- _WHAT YOU ARE ASKED TO DO_
Transcribe every entry below word for word, but skip the pictures.

··· PROVIDED MATERIAL

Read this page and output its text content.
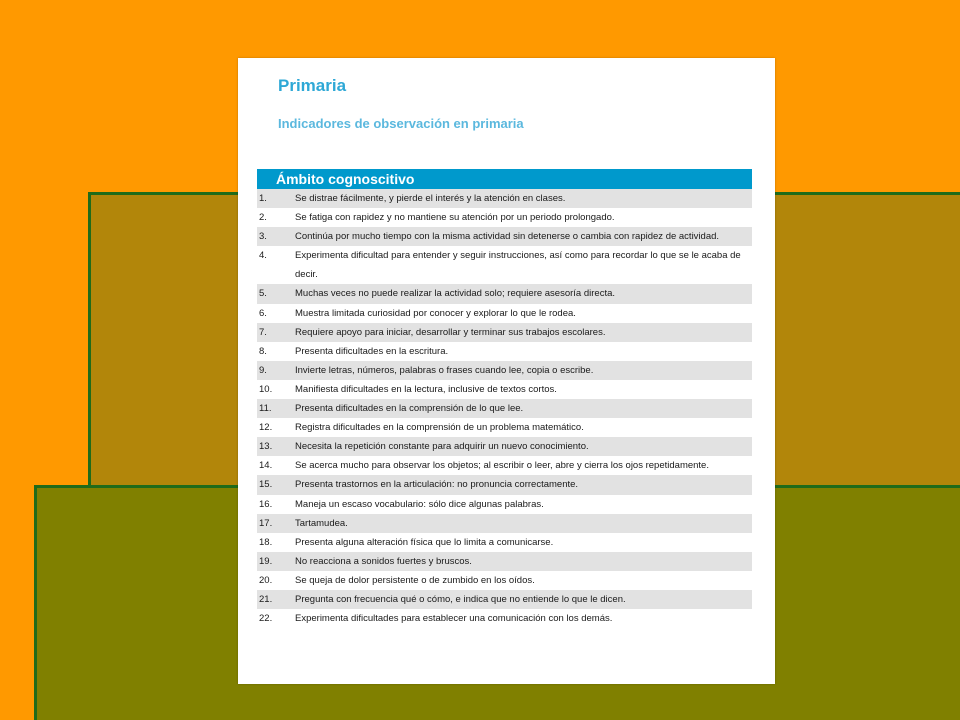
Primaria
Indicadores de observación en primaria
Ámbito cognoscitivo
1.	Se distrae fácilmente, y pierde el interés y la atención en clases.
2.	Se fatiga con rapidez y no mantiene su atención por un periodo prolongado.
3.	Continúa por mucho tiempo con la misma actividad sin detenerse o cambia con rapidez de actividad.
4.	Experimenta dificultad para entender y seguir instrucciones, así como para recordar lo que se le acaba de decir.
5.	Muchas veces no puede realizar la actividad solo; requiere asesoría directa.
6.	Muestra limitada curiosidad por conocer y explorar lo que le rodea.
7.	Requiere apoyo para iniciar, desarrollar y terminar sus trabajos escolares.
8.	Presenta dificultades en la escritura.
9.	Invierte letras, números, palabras o frases cuando lee, copia o escribe.
10.	Manifiesta dificultades en la lectura, inclusive de textos cortos.
11.	Presenta dificultades en la comprensión de lo que lee.
12.	Registra dificultades en la comprensión de un problema matemático.
13.	Necesita la repetición constante para adquirir un nuevo conocimiento.
14.	Se acerca mucho para observar los objetos; al escribir o leer, abre y cierra los ojos repetidamente.
15.	Presenta trastornos en la articulación: no pronuncia correctamente.
16.	Maneja un escaso vocabulario: sólo dice algunas palabras.
17.	Tartamudea.
18.	Presenta alguna alteración física que lo limita a comunicarse.
19.	No reacciona a sonidos fuertes y bruscos.
20.	Se queja de dolor persistente o de zumbido en los oídos.
21.	Pregunta con frecuencia qué o cómo, e indica que no entiende lo que le dicen.
22.	Experimenta dificultades para establecer una comunicación con los demás.
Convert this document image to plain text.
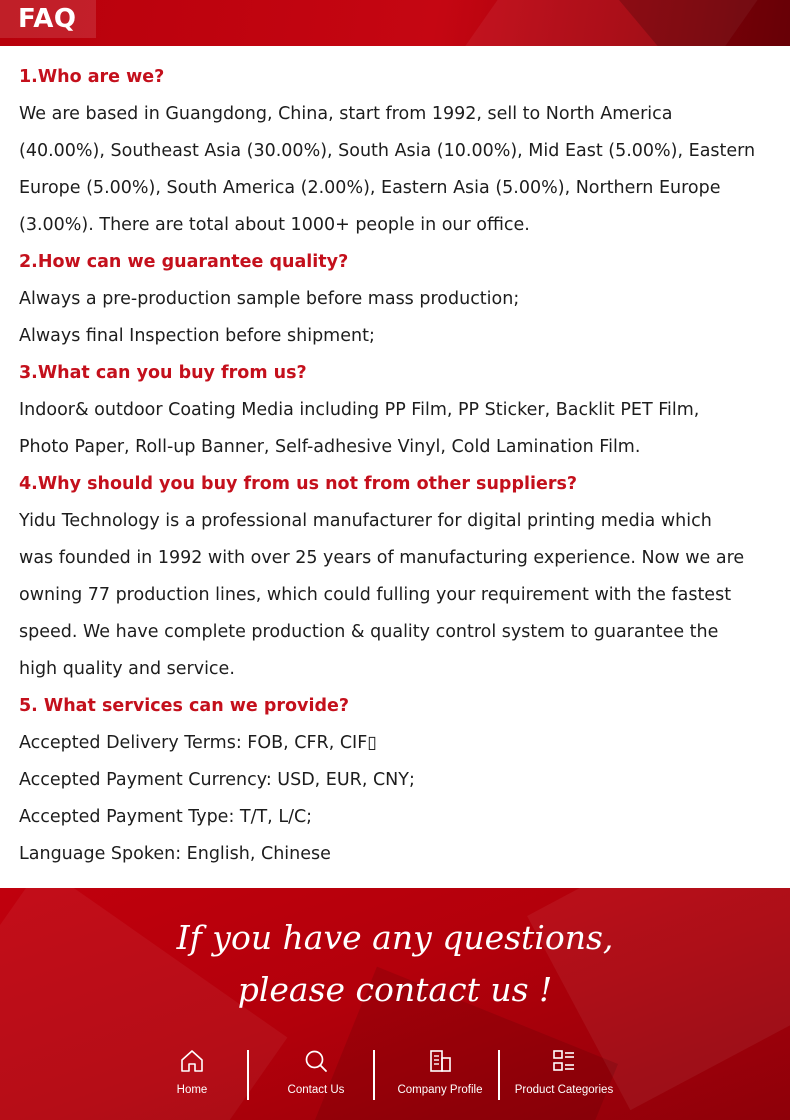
FAQ
1.Who are we?
We are based in Guangdong, China, start from 1992, sell to North America
(40.00%), Southeast Asia (30.00%), South Asia (10.00%), Mid East (5.00%), Eastern
Europe (5.00%), South America (2.00%), Eastern Asia (5.00%), Northern Europe
(3.00%). There are total about 1000+ people in our office.
2.How can we guarantee quality?
Always a pre-production sample before mass production;
Always final Inspection before shipment;
3.What can you buy from us?
Indoor& outdoor Coating Media including PP Film, PP Sticker, Backlit PET Film,
Photo Paper, Roll-up Banner, Self-adhesive Vinyl, Cold Lamination Film.
4.Why should you buy from us not from other suppliers?
Yidu Technology is a professional manufacturer for digital printing media which
was founded in 1992 with over 25 years of manufacturing experience. Now we are
owning 77 production lines, which could fulling your requirement with the fastest
speed. We have complete production & quality control system to guarantee the
high quality and service.
5. What services can we provide?
Accepted Delivery Terms: FOB, CFR, CIF▯
Accepted Payment Currency: USD, EUR, CNY;
Accepted Payment Type: T/T, L/C;
Language Spoken: English, Chinese
If you have any questions,
please contact us !
Home	Contact Us	Company Profile	Product Categories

······

- _SOLUTION BELOW_
Read this page and output its text content.
Primaria
Indicadores de observación en primaria
Ámbito cognoscitivo
1.	Se distrae fácilmente, y pierde el interés y la atención en clases.
2.	Se fatiga con rapidez y no mantiene su atención por un periodo prolongado.
3.	Continúa por mucho tiempo con la misma actividad sin detenerse o cambia con rapidez de actividad.
4.	Experimenta dificultad para entender y seguir instrucciones, así como para recordar lo que se le acaba de decir.
5.	Muchas veces no puede realizar la actividad solo; requiere asesoría directa.
6.	Muestra limitada curiosidad por conocer y explorar lo que le rodea.
7.	Requiere apoyo para iniciar, desarrollar y terminar sus trabajos escolares.
8.	Presenta dificultades en la escritura.
9.	Invierte letras, números, palabras o frases cuando lee, copia o escribe.
10.	Manifiesta dificultades en la lectura, inclusive de textos cortos.
11.	Presenta dificultades en la comprensión de lo que lee.
12.	Registra dificultades en la comprensión de un problema matemático.
13.	Necesita la repetición constante para adquirir un nuevo conocimiento.
14.	Se acerca mucho para observar los objetos; al escribir o leer, abre y cierra los ojos repetidamente.
15.	Presenta trastornos en la articulación: no pronuncia correctamente.
16.	Maneja un escaso vocabulario: sólo dice algunas palabras.
17.	Tartamudea.
18.	Presenta alguna alteración física que lo limita a comunicarse.
19.	No reacciona a sonidos fuertes y bruscos.
20.	Se queja de dolor persistente o de zumbido en los oídos.
21.	Pregunta con frecuencia qué o cómo, e indica que no entiende lo que le dicen.
22.	Experimenta dificultades para establecer una comunicación con los demás.
Convert this document image to plain text.
FAQ
1.Who are we?
We are based in Guangdong, China, start from 1992, sell to North America
(40.00%), Southeast Asia (30.00%), South Asia (10.00%), Mid East (5.00%), Eastern
Europe (5.00%), South America (2.00%), Eastern Asia (5.00%), Northern Europe
(3.00%). There are total about 1000+ people in our office.
2.How can we guarantee quality?
Always a pre-production sample before mass production;
Always final Inspection before shipment;
3.What can you buy from us?
Indoor& outdoor Coating Media including PP Film, PP Sticker, Backlit PET Film,
Photo Paper, Roll-up Banner, Self-adhesive Vinyl, Cold Lamination Film.
4.Why should you buy from us not from other suppliers?
Yidu Technology is a professional manufacturer for digital printing media which
was founded in 1992 with over 25 years of manufacturing experience. Now we are
owning 77 production lines, which could fulling your requirement with the fastest
speed. We have complete production & quality control system to guarantee the
high quality and service.
5. What services can we provide?
Accepted Delivery Terms: FOB, CFR, CIF▯
Accepted Payment Currency: USD, EUR, CNY;
Accepted Payment Type: T/T, L/C;
Language Spoken: English, Chinese
If you have any questions,
please contact us !
Home	Contact Us	Company Profile	Product Categories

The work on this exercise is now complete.